● AIM OF THE EXERCISE
Using the records that follow, copy every line containing the word "BatCoV".

● DATA ENTRIES
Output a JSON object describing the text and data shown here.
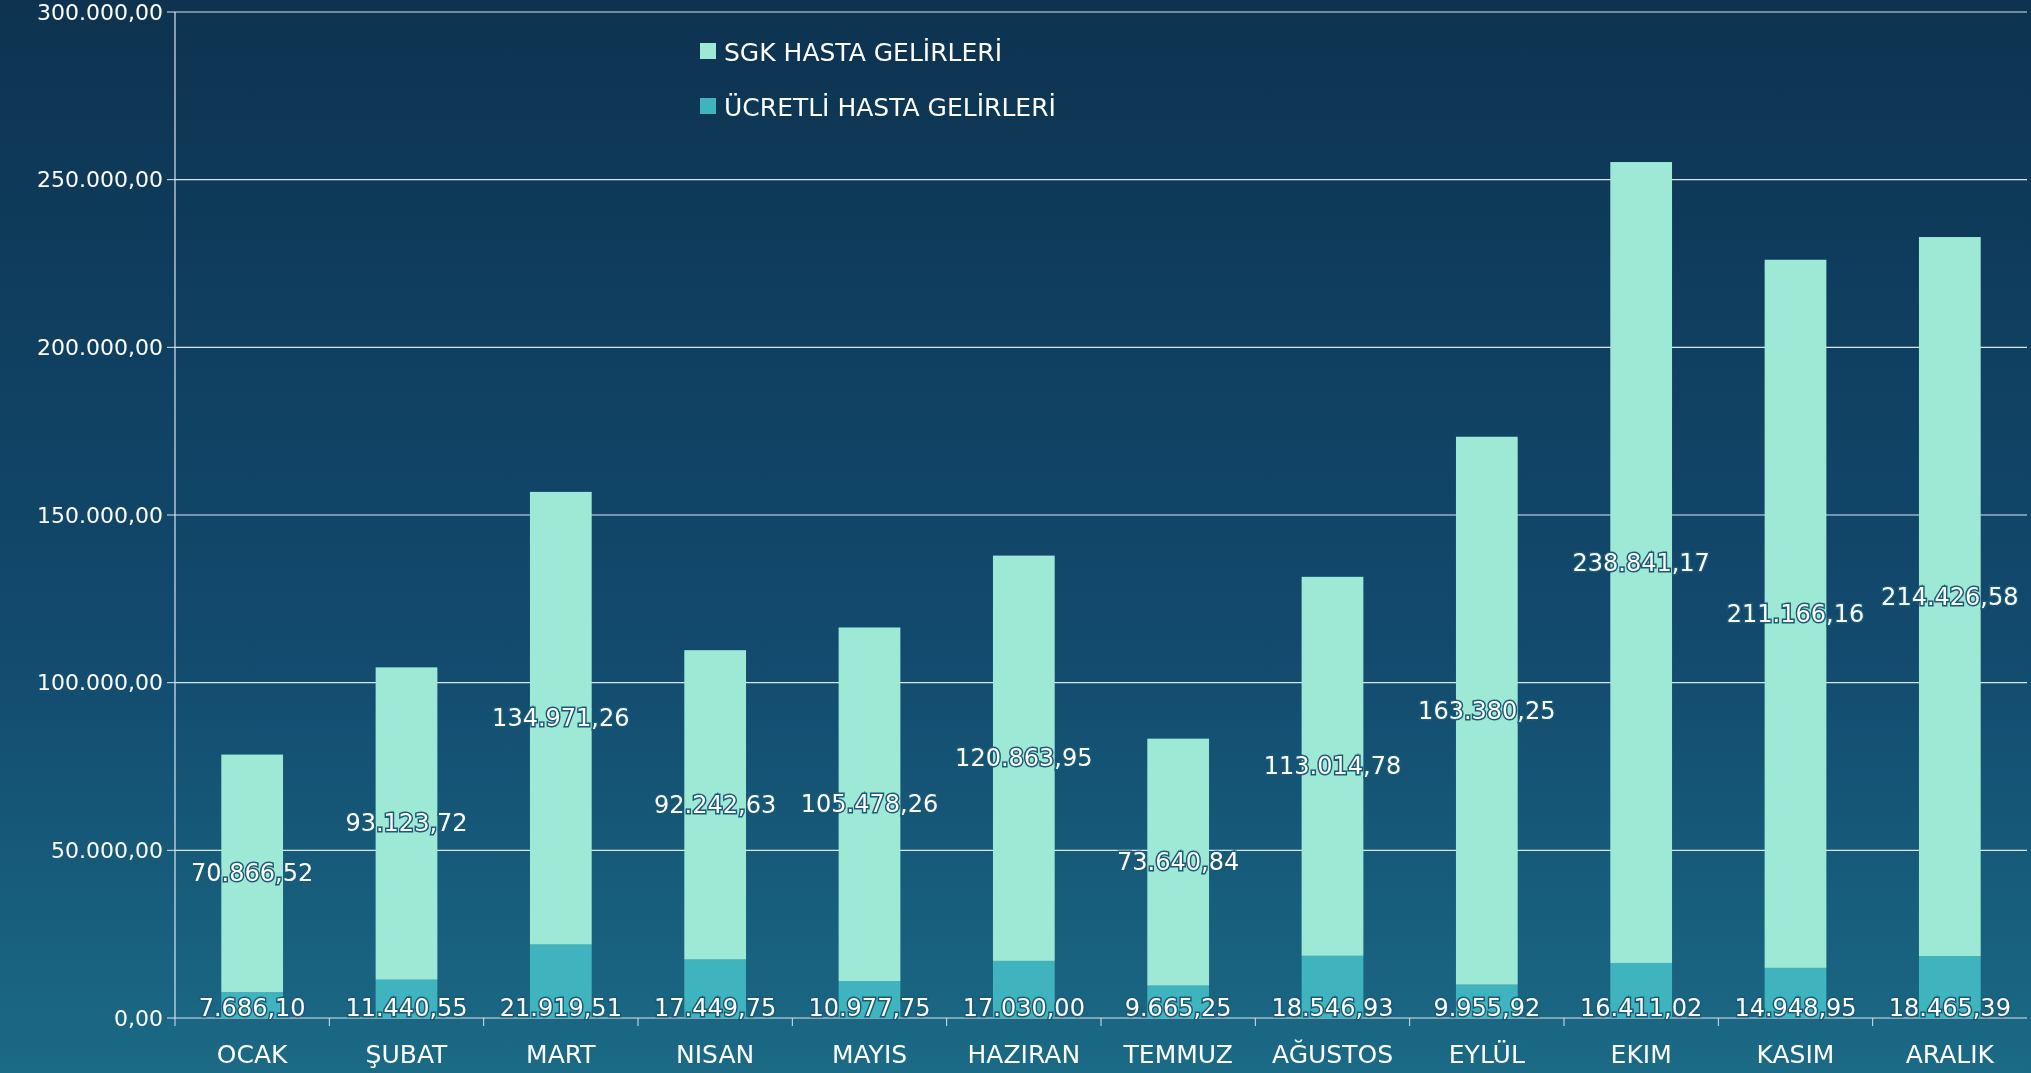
{
  "chart_data": {
    "type": "bar",
    "stacked": true,
    "categories": [
      "OCAK",
      "ŞUBAT",
      "MART",
      "NISAN",
      "MAYIS",
      "HAZIRAN",
      "TEMMUZ",
      "AĞUSTOS",
      "EYLÜL",
      "EKIM",
      "KASIM",
      "ARALIK"
    ],
    "series": [
      {
        "name": "ÜCRETLİ HASTA GELİRLERİ",
        "color": "#3fb4bf",
        "values": [
          7686.1,
          11440.55,
          21919.51,
          17449.75,
          10977.75,
          17030.0,
          9665.25,
          18546.93,
          9955.92,
          16411.02,
          14948.95,
          18465.39
        ],
        "value_labels": [
          "7.686,10",
          "11.440,55",
          "21.919,51",
          "17.449,75",
          "10.977,75",
          "17.030,00",
          "9.665,25",
          "18.546,93",
          "9.955,92",
          "16.411,02",
          "14.948,95",
          "18.465,39"
        ]
      },
      {
        "name": "SGK HASTA GELİRLERİ",
        "color": "#9de9d5",
        "values": [
          70866.52,
          93123.72,
          134971.26,
          92242.63,
          105478.26,
          120863.95,
          73640.84,
          113014.78,
          163380.25,
          238841.17,
          211166.16,
          214426.58
        ],
        "value_labels": [
          "70.866,52",
          "93.123,72",
          "134.971,26",
          "92.242,63",
          "105.478,26",
          "120.863,95",
          "73.640,84",
          "113.014,78",
          "163.380,25",
          "238.841,17",
          "211.166,16",
          "214.426,58"
        ]
      }
    ],
    "ylim": [
      0,
      300000
    ],
    "yticks": [
      {
        "value": 0,
        "label": "0,00"
      },
      {
        "value": 50000,
        "label": "50.000,00"
      },
      {
        "value": 100000,
        "label": "100.000,00"
      },
      {
        "value": 150000,
        "label": "150.000,00"
      },
      {
        "value": 200000,
        "label": "200.000,00"
      },
      {
        "value": 250000,
        "label": "250.000,00"
      },
      {
        "value": 300000,
        "label": "300.000,00"
      }
    ],
    "grid": "y",
    "legend": "top"
  }
}
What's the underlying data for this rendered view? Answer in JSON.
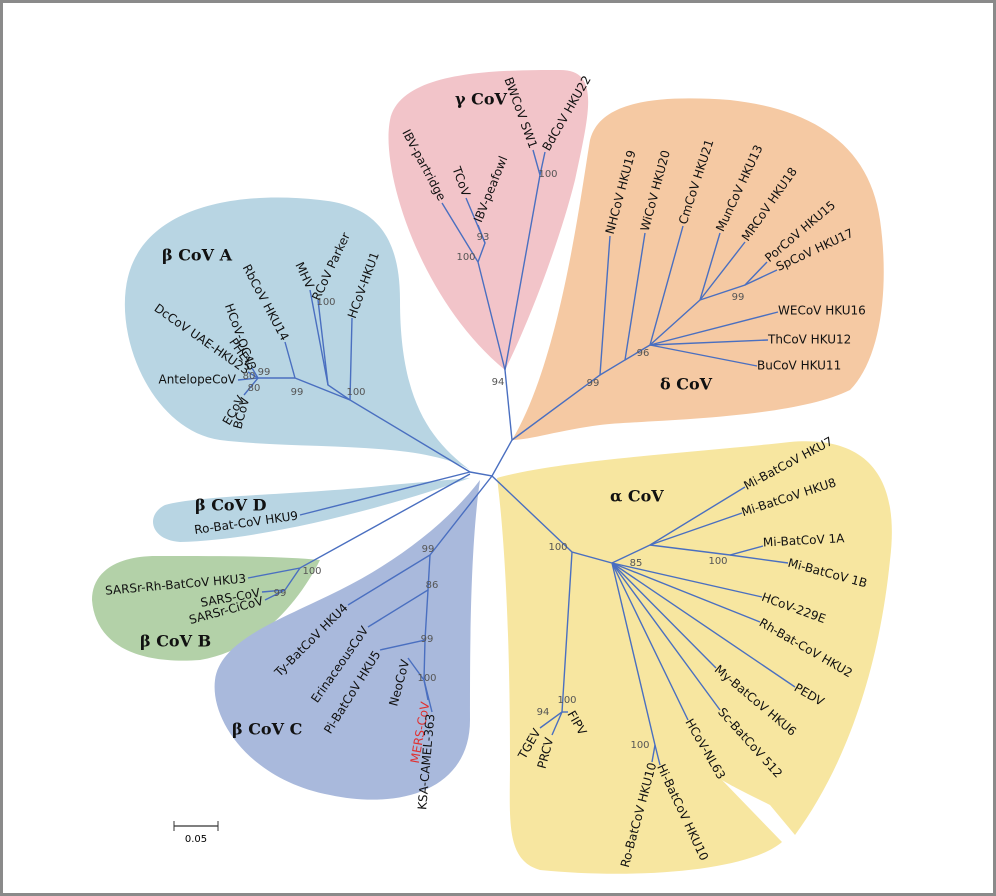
{
  "clades": [
    {
      "label": "γ CoV",
      "leaves": [
        "IBV-partridge",
        "TCoV",
        "IBV-peafowl",
        "BWCoV SW1",
        "BdCoV HKU22"
      ],
      "bootstrap": [
        93,
        100,
        100,
        94
      ]
    },
    {
      "label": "δ CoV",
      "leaves": [
        "NHCoV HKU19",
        "WiCoV HKU20",
        "CmCoV HKU21",
        "MunCoV HKU13",
        "MRCoV HKU18",
        "PorCoV HKU15",
        "SpCoV HKU17",
        "WECoV HKU16",
        "ThCoV HKU12",
        "BuCoV HKU11"
      ],
      "bootstrap": [
        99,
        96,
        99
      ]
    },
    {
      "label": "β CoV A",
      "leaves": [
        "DcCoV UAE-HKU23",
        "PHEV",
        "HCoV-OC43",
        "RbCoV HKU14",
        "MHV",
        "RCoV Parker",
        "HCoV-HKU1",
        "AntelopeCoV",
        "ECoV",
        "BCoV"
      ],
      "bootstrap": [
        99,
        80,
        80,
        99,
        100,
        100
      ]
    },
    {
      "label": "β CoV D",
      "leaves": [
        "Ro-Bat-CoV HKU9"
      ],
      "bootstrap": []
    },
    {
      "label": "β CoV B",
      "leaves": [
        "SARSr-Rh-BatCoV HKU3",
        "SARS-CoV",
        "SARSr-CiCoV"
      ],
      "bootstrap": [
        100,
        99
      ]
    },
    {
      "label": "β CoV C",
      "leaves": [
        "Ty-BatCoV HKU4",
        "ErinaceousCoV",
        "Pi-BatCoV HKU5",
        "NeoCoV",
        "MERS-CoV",
        "KSA-CAMEL-363"
      ],
      "bootstrap": [
        99,
        86,
        99,
        100
      ]
    },
    {
      "label": "α CoV",
      "leaves": [
        "Mi-BatCoV HKU7",
        "Mi-BatCoV HKU8",
        "Mi-BatCoV 1A",
        "Mi-BatCoV 1B",
        "HCoV-229E",
        "Rh-Bat-CoV HKU2",
        "PEDV",
        "My-BatCoV HKU6",
        "Sc-BatCoV 512",
        "HCoV-NL63",
        "Hi-BatCoV HKU10",
        "Ro-BatCoV HKU10",
        "TGEV",
        "PRCV",
        "FIPV"
      ],
      "bootstrap": [
        100,
        85,
        100,
        94,
        100,
        100
      ]
    }
  ],
  "scale_bar": "0.05"
}
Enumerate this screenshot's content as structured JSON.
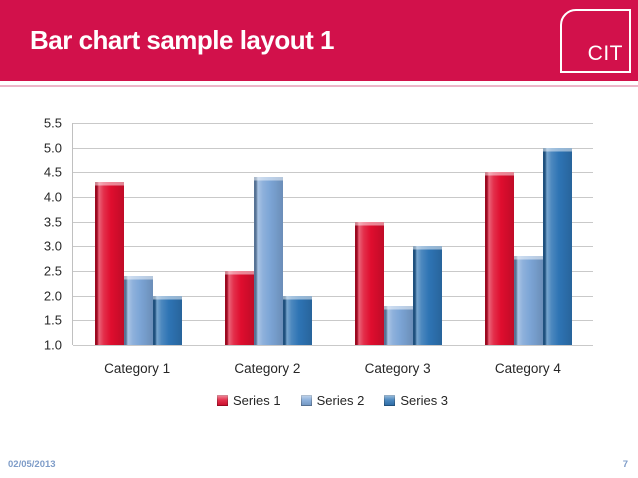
{
  "header": {
    "title": "Bar chart sample layout 1",
    "logo_text": "CIT"
  },
  "footer": {
    "date": "02/05/2013",
    "page_number": "7"
  },
  "colors": {
    "header_bg": "#D2114B",
    "header_accent_line": "#ECB6C8",
    "gridline": "#C9C9C9",
    "axis_line": "#C0C0C0",
    "chart_text": "#262626",
    "footer_text": "#7E9CC8",
    "series1": "#DF0D2E",
    "series2": "#7CA5D6",
    "series3": "#2E74B4"
  },
  "chart_data": {
    "type": "bar",
    "title": "",
    "xlabel": "",
    "ylabel": "",
    "categories": [
      "Category 1",
      "Category 2",
      "Category 3",
      "Category 4"
    ],
    "series": [
      {
        "name": "Series 1",
        "color": "#DF0D2E",
        "values": [
          4.3,
          2.5,
          3.5,
          4.5
        ]
      },
      {
        "name": "Series 2",
        "color": "#7CA5D6",
        "values": [
          2.4,
          4.4,
          1.8,
          2.8
        ]
      },
      {
        "name": "Series 3",
        "color": "#2E74B4",
        "values": [
          2.0,
          2.0,
          3.0,
          5.0
        ]
      }
    ],
    "ylim": [
      1.0,
      5.5
    ],
    "ytick_step": 0.5,
    "yticks": [
      "5.5",
      "5.0",
      "4.5",
      "4.0",
      "3.5",
      "3.0",
      "2.5",
      "2.0",
      "1.5",
      "1.0"
    ],
    "baseline": 1.0,
    "grid": true,
    "legend_position": "bottom"
  }
}
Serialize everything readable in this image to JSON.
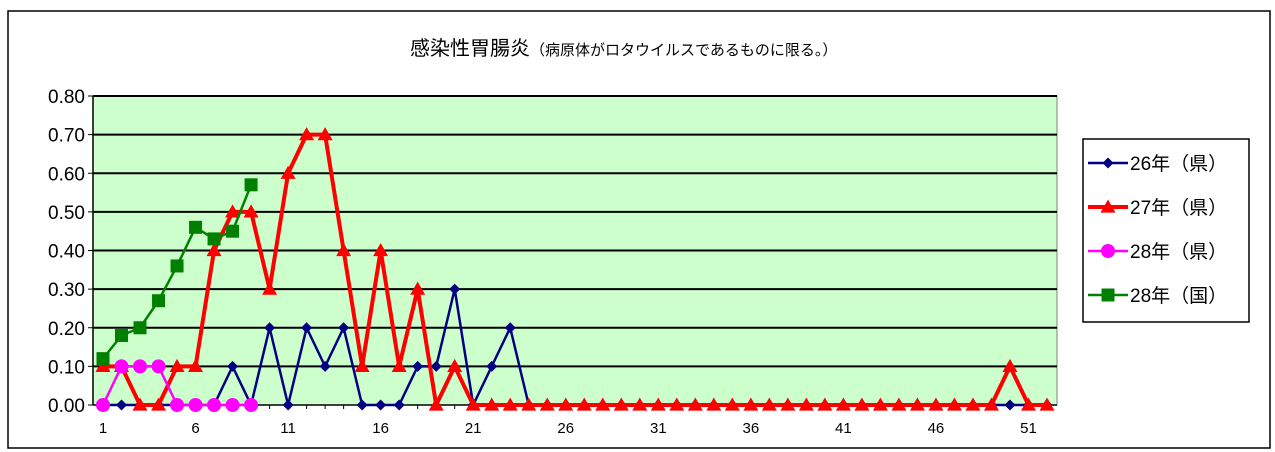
{
  "chart_data": {
    "type": "line",
    "title": "感染性胃腸炎",
    "subtitle": "（病原体がロタウイルスであるものに限る。）",
    "xlabel": "",
    "ylabel": "",
    "xlim": [
      1,
      52
    ],
    "ylim": [
      0,
      0.8
    ],
    "y_ticks": [
      "0.00",
      "0.10",
      "0.20",
      "0.30",
      "0.40",
      "0.50",
      "0.60",
      "0.70",
      "0.80"
    ],
    "x_tick_labels": [
      "1",
      "6",
      "11",
      "16",
      "21",
      "26",
      "31",
      "36",
      "41",
      "46",
      "51"
    ],
    "grid": true,
    "legend_position": "right",
    "plot_background": "#ccffcc",
    "series": [
      {
        "name": "26年（県）",
        "color": "#000080",
        "marker": "diamond",
        "values": [
          0,
          0,
          0,
          0,
          0,
          0,
          0,
          0.1,
          0,
          0.2,
          0,
          0.2,
          0.1,
          0.2,
          0,
          0,
          0,
          0.1,
          0.1,
          0.3,
          0,
          0.1,
          0.2,
          0,
          0,
          0,
          0,
          0,
          0,
          0,
          0,
          0,
          0,
          0,
          0,
          0,
          0,
          0,
          0,
          0,
          0,
          0,
          0,
          0,
          0,
          0,
          0,
          0,
          0,
          0,
          0,
          0
        ]
      },
      {
        "name": "27年（県）",
        "color": "#ff0000",
        "marker": "triangle",
        "values": [
          0.1,
          0.1,
          0,
          0,
          0.1,
          0.1,
          0.4,
          0.5,
          0.5,
          0.3,
          0.6,
          0.7,
          0.7,
          0.4,
          0.1,
          0.4,
          0.1,
          0.3,
          0,
          0.1,
          0,
          0,
          0,
          0,
          0,
          0,
          0,
          0,
          0,
          0,
          0,
          0,
          0,
          0,
          0,
          0,
          0,
          0,
          0,
          0,
          0,
          0,
          0,
          0,
          0,
          0,
          0,
          0,
          0,
          0.1,
          0,
          0
        ]
      },
      {
        "name": "28年（県）",
        "color": "#ff00ff",
        "marker": "circle",
        "values": [
          0,
          0.1,
          0.1,
          0.1,
          0,
          0,
          0,
          0,
          0
        ]
      },
      {
        "name": "28年（国）",
        "color": "#008000",
        "marker": "square",
        "values": [
          0.12,
          0.18,
          0.2,
          0.27,
          0.36,
          0.46,
          0.43,
          0.45,
          0.57
        ]
      }
    ]
  }
}
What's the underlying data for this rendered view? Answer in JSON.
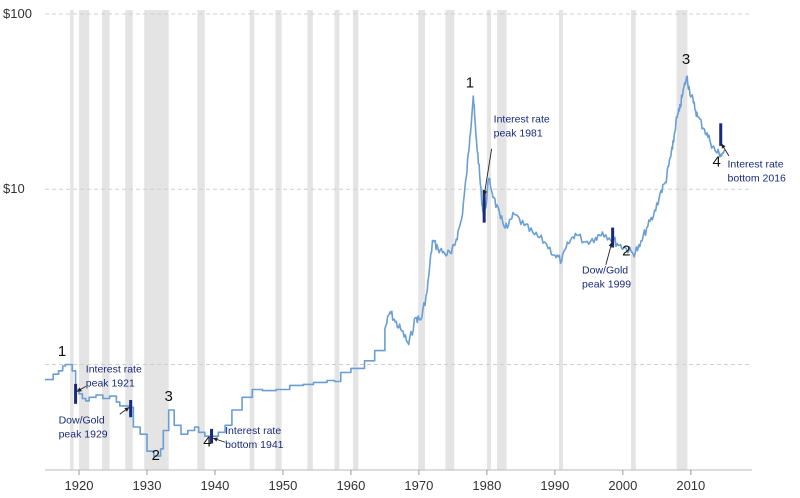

● SOLUTION TO THIS EXERCISE
        "SARSr-Rh-BatCoV HKU3",
        "Ty-BatCoV HKU4",
        "Pi-BatCoV HKU5",
        "Mi-BatCoV HKU7",
        "Mi-BatCoV HKU8",
        "Mi-BatCoV 1A",
        "Mi-BatCoV 1B",
        "My-BatCoV HKU6",
        "Sc-BatCoV 512",
        "Hi-BatCoV HKU10",
        "Ro-BatCoV HKU10",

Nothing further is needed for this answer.